---- Record excerpts
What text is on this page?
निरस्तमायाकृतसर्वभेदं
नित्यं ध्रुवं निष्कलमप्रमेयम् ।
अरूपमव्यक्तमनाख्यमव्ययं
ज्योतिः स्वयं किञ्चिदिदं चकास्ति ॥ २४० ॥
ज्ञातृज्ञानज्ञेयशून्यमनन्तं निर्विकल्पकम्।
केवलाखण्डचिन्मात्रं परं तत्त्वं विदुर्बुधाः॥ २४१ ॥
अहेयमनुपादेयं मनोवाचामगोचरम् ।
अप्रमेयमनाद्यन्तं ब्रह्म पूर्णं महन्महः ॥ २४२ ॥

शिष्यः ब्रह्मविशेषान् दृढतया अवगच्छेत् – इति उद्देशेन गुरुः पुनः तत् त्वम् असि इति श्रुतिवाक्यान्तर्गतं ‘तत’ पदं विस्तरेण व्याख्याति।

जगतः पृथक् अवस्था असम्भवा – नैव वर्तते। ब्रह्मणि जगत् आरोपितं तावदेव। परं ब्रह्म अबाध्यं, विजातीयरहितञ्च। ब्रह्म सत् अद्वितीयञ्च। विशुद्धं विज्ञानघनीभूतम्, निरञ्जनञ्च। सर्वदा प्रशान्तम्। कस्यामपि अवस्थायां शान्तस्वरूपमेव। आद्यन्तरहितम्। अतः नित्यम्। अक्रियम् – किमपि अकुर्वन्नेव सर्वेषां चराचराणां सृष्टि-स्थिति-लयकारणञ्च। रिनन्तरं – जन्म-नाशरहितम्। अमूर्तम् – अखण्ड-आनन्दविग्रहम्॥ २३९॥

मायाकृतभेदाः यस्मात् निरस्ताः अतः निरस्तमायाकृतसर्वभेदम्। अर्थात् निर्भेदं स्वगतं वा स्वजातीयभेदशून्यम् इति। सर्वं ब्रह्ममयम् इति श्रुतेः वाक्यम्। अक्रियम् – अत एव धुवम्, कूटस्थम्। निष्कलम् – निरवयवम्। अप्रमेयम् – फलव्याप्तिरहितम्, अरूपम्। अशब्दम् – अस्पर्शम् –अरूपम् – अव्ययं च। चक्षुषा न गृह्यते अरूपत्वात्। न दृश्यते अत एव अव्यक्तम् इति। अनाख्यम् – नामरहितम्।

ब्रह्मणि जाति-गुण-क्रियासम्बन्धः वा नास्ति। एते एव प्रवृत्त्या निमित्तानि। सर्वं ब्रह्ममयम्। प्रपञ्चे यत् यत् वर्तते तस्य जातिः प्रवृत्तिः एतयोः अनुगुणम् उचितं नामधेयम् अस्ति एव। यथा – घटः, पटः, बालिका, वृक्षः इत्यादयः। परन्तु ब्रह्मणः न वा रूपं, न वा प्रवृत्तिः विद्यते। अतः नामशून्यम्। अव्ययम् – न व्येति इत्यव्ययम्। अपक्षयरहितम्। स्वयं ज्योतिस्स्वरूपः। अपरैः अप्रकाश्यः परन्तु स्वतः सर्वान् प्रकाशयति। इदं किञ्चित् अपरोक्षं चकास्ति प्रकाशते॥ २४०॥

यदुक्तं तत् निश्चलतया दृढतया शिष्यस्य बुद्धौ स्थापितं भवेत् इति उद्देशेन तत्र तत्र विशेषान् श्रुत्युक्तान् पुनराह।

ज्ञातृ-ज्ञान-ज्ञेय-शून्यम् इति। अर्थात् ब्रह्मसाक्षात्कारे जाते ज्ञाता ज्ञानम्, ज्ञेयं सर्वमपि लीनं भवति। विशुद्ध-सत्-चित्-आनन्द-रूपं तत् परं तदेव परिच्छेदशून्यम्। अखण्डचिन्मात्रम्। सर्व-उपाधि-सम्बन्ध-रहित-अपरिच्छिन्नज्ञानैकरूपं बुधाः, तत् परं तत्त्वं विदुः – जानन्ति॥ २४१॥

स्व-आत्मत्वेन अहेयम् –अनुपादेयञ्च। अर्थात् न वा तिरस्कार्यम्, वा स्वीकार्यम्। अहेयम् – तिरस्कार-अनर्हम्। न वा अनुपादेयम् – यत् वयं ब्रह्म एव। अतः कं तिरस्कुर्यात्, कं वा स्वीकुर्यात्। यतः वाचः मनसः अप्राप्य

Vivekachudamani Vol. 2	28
--------
• Task objective: Write out the data again, exactly and in full.

• Reply to the task:
What text is on this page?
निरस्तमायाकृतसर्वभेदं
नित्यं ध्रुवं निष्कलमप्रमेयम् ।
अरूपमव्यक्तमनाख्यमव्ययं
ज्योतिः स्वयं किञ्चिदिदं चकास्ति ॥ २४० ॥
ज्ञातृज्ञानज्ञेयशून्यमनन्तं निर्विकल्पकम्।
केवलाखण्डचिन्मात्रं परं तत्त्वं विदुर्बुधाः॥ २४१ ॥
अहेयमनुपादेयं मनोवाचामगोचरम् ।
अप्रमेयमनाद्यन्तं ब्रह्म पूर्णं महन्महः ॥ २४२ ॥

शिष्यः ब्रह्मविशेषान् दृढतया अवगच्छेत् – इति उद्देशेन गुरुः पुनः तत् त्वम् असि इति श्रुतिवाक्यान्तर्गतं ‘तत’ पदं विस्तरेण व्याख्याति।

जगतः पृथक् अवस्था असम्भवा – नैव वर्तते। ब्रह्मणि जगत् आरोपितं तावदेव। परं ब्रह्म अबाध्यं, विजातीयरहितञ्च। ब्रह्म सत् अद्वितीयञ्च। विशुद्धं विज्ञानघनीभूतम्, निरञ्जनञ्च। सर्वदा प्रशान्तम्। कस्यामपि अवस्थायां शान्तस्वरूपमेव। आद्यन्तरहितम्। अतः नित्यम्। अक्रियम् – किमपि अकुर्वन्नेव सर्वेषां चराचराणां सृष्टि-स्थिति-लयकारणञ्च। रिनन्तरं – जन्म-नाशरहितम्। अमूर्तम् – अखण्ड-आनन्दविग्रहम्॥ २३९॥

मायाकृतभेदाः यस्मात् निरस्ताः अतः निरस्तमायाकृतसर्वभेदम्। अर्थात् निर्भेदं स्वगतं वा स्वजातीयभेदशून्यम् इति। सर्वं ब्रह्ममयम् इति श्रुतेः वाक्यम्। अक्रियम् – अत एव धुवम्, कूटस्थम्। निष्कलम् – निरवयवम्। अप्रमेयम् – फलव्याप्तिरहितम्, अरूपम्। अशब्दम् – अस्पर्शम् –अरूपम् – अव्ययं च। चक्षुषा न गृह्यते अरूपत्वात्। न दृश्यते अत एव अव्यक्तम् इति। अनाख्यम् – नामरहितम्।

ब्रह्मणि जाति-गुण-क्रियासम्बन्धः वा नास्ति। एते एव प्रवृत्त्या निमित्तानि। सर्वं ब्रह्ममयम्। प्रपञ्चे यत् यत् वर्तते तस्य जातिः प्रवृत्तिः एतयोः अनुगुणम् उचितं नामधेयम् अस्ति एव। यथा – घटः, पटः, बालिका, वृक्षः इत्यादयः। परन्तु ब्रह्मणः न वा रूपं, न वा प्रवृत्तिः विद्यते। अतः नामशून्यम्। अव्ययम् – न व्येति इत्यव्ययम्। अपक्षयरहितम्। स्वयं ज्योतिस्स्वरूपः। अपरैः अप्रकाश्यः परन्तु स्वतः सर्वान् प्रकाशयति। इदं किञ्चित् अपरोक्षं चकास्ति प्रकाशते॥ २४०॥

यदुक्तं तत् निश्चलतया दृढतया शिष्यस्य बुद्धौ स्थापितं भवेत् इति उद्देशेन तत्र तत्र विशेषान् श्रुत्युक्तान् पुनराह।

ज्ञातृ-ज्ञान-ज्ञेय-शून्यम् इति। अर्थात् ब्रह्मसाक्षात्कारे जाते ज्ञाता ज्ञानम्, ज्ञेयं सर्वमपि लीनं भवति। विशुद्ध-सत्-चित्-आनन्द-रूपं तत् परं तदेव परिच्छेदशून्यम्। अखण्डचिन्मात्रम्। सर्व-उपाधि-सम्बन्ध-रहित-अपरिच्छिन्नज्ञानैकरूपं बुधाः, तत् परं तत्त्वं विदुः – जानन्ति॥ २४१॥

स्व-आत्मत्वेन अहेयम् –अनुपादेयञ्च। अर्थात् न वा तिरस्कार्यम्, वा स्वीकार्यम्। अहेयम् – तिरस्कार-अनर्हम्। न वा अनुपादेयम् – यत् वयं ब्रह्म एव। अतः कं तिरस्कुर्यात्, कं वा स्वीकुर्यात्। यतः वाचः मनसः अप्राप्य

Vivekachudamani Vol. 2	28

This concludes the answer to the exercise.